**Problem details**
For the records below, say how many lines contain the string "color". Give the number only.

**Records provided**
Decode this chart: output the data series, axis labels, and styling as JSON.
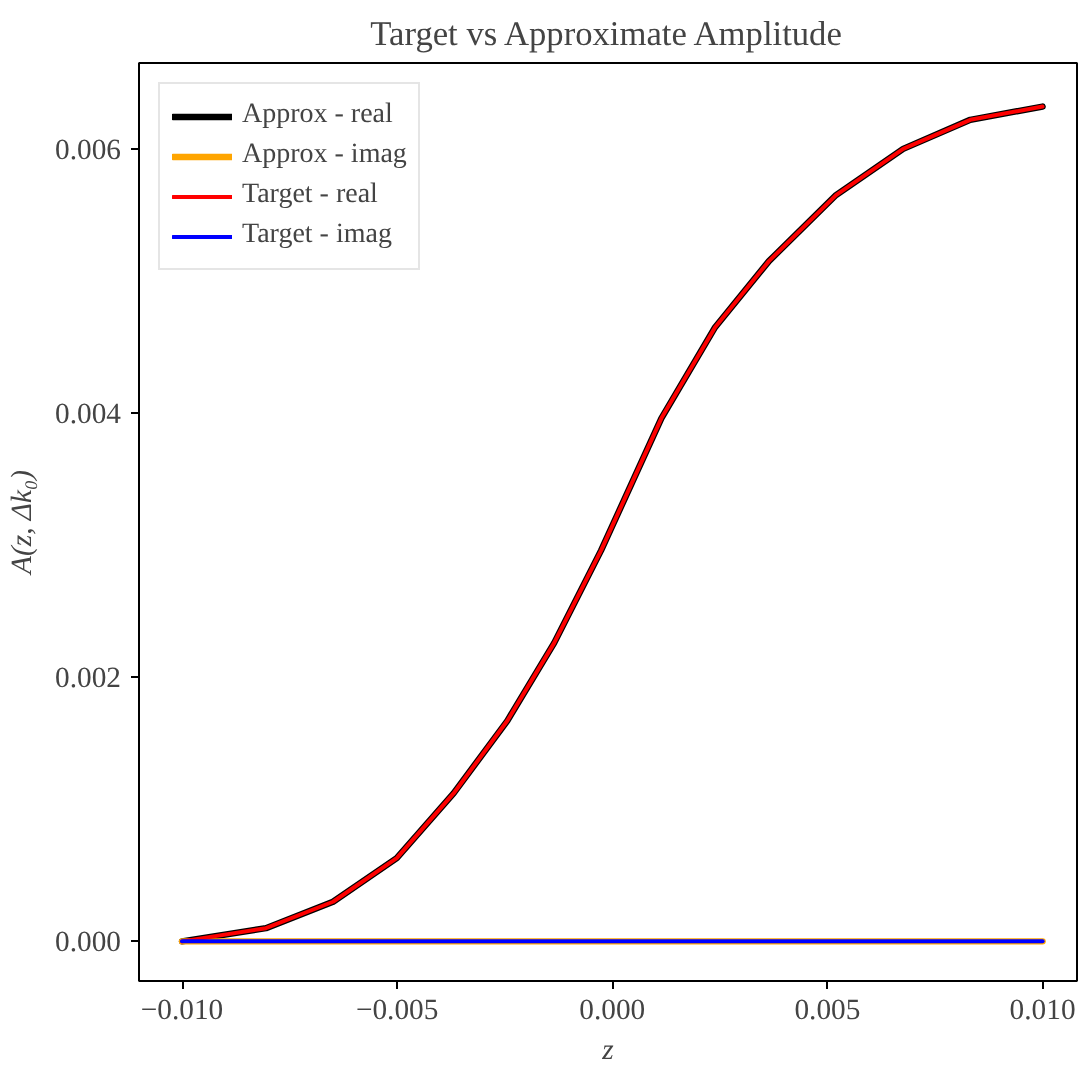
{
  "chart_data": {
    "type": "line",
    "title": "Target vs Approximate Amplitude",
    "xlabel": "z",
    "ylabel": "A(z, Δk₀)",
    "series": [
      {
        "name": "Approx - real",
        "color": "#000000",
        "x": [
          -0.01,
          -0.00805,
          -0.00649,
          -0.00501,
          -0.00369,
          -0.00244,
          -0.00135,
          -0.00026,
          0.00044,
          0.00114,
          0.00239,
          0.00364,
          0.0052,
          0.00676,
          0.00832,
          0.01
        ],
        "values": [
          0.0,
          0.0001,
          0.0003,
          0.00063,
          0.00112,
          0.00167,
          0.00226,
          0.00296,
          0.00346,
          0.00396,
          0.00465,
          0.00515,
          0.00565,
          0.006,
          0.00622,
          0.00632
        ]
      },
      {
        "name": "Approx - imag",
        "color": "#ffa500",
        "x": [
          -0.01,
          0.01
        ],
        "values": [
          0.0,
          0.0
        ]
      },
      {
        "name": "Target - real",
        "color": "#ff0000",
        "x": [
          -0.01,
          -0.00805,
          -0.00649,
          -0.00501,
          -0.00369,
          -0.00244,
          -0.00135,
          -0.00026,
          0.00044,
          0.00114,
          0.00239,
          0.00364,
          0.0052,
          0.00676,
          0.00832,
          0.01
        ],
        "values": [
          0.0,
          0.0001,
          0.0003,
          0.00063,
          0.00112,
          0.00167,
          0.00226,
          0.00296,
          0.00346,
          0.00396,
          0.00465,
          0.00515,
          0.00565,
          0.006,
          0.00622,
          0.00632
        ]
      },
      {
        "name": "Target - imag",
        "color": "#0000ff",
        "x": [
          -0.01,
          0.01
        ],
        "values": [
          0.0,
          0.0
        ]
      }
    ],
    "xlim": [
      -0.011,
      0.0108
    ],
    "ylim": [
      -0.0003,
      0.00665
    ],
    "xticks": [
      {
        "value": -0.01,
        "label": "−0.010"
      },
      {
        "value": -0.005,
        "label": "−0.005"
      },
      {
        "value": 0,
        "label": "0.000"
      },
      {
        "value": 0.005,
        "label": "0.005"
      },
      {
        "value": 0.01,
        "label": "0.010"
      }
    ],
    "yticks": [
      {
        "value": 0,
        "label": "0.000"
      },
      {
        "value": 0.002,
        "label": "0.002"
      },
      {
        "value": 0.004,
        "label": "0.004"
      },
      {
        "value": 0.006,
        "label": "0.006"
      }
    ],
    "legend": "top left",
    "grid": false,
    "line_style": "solid",
    "marker": "none"
  }
}
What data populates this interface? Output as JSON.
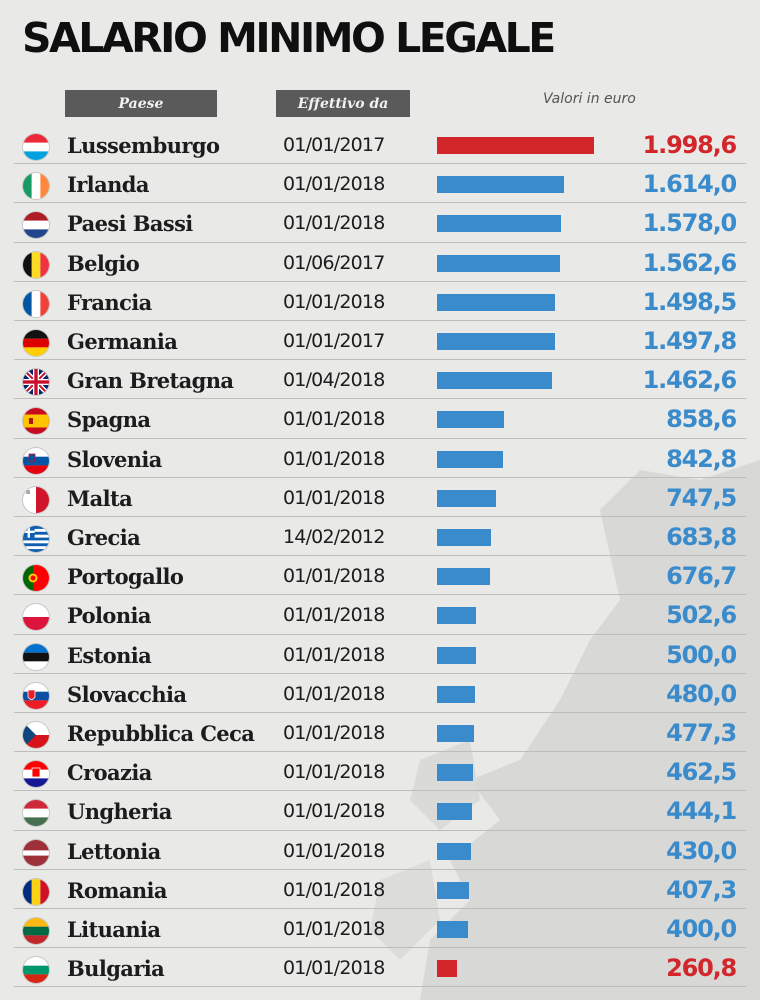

**The answer**
4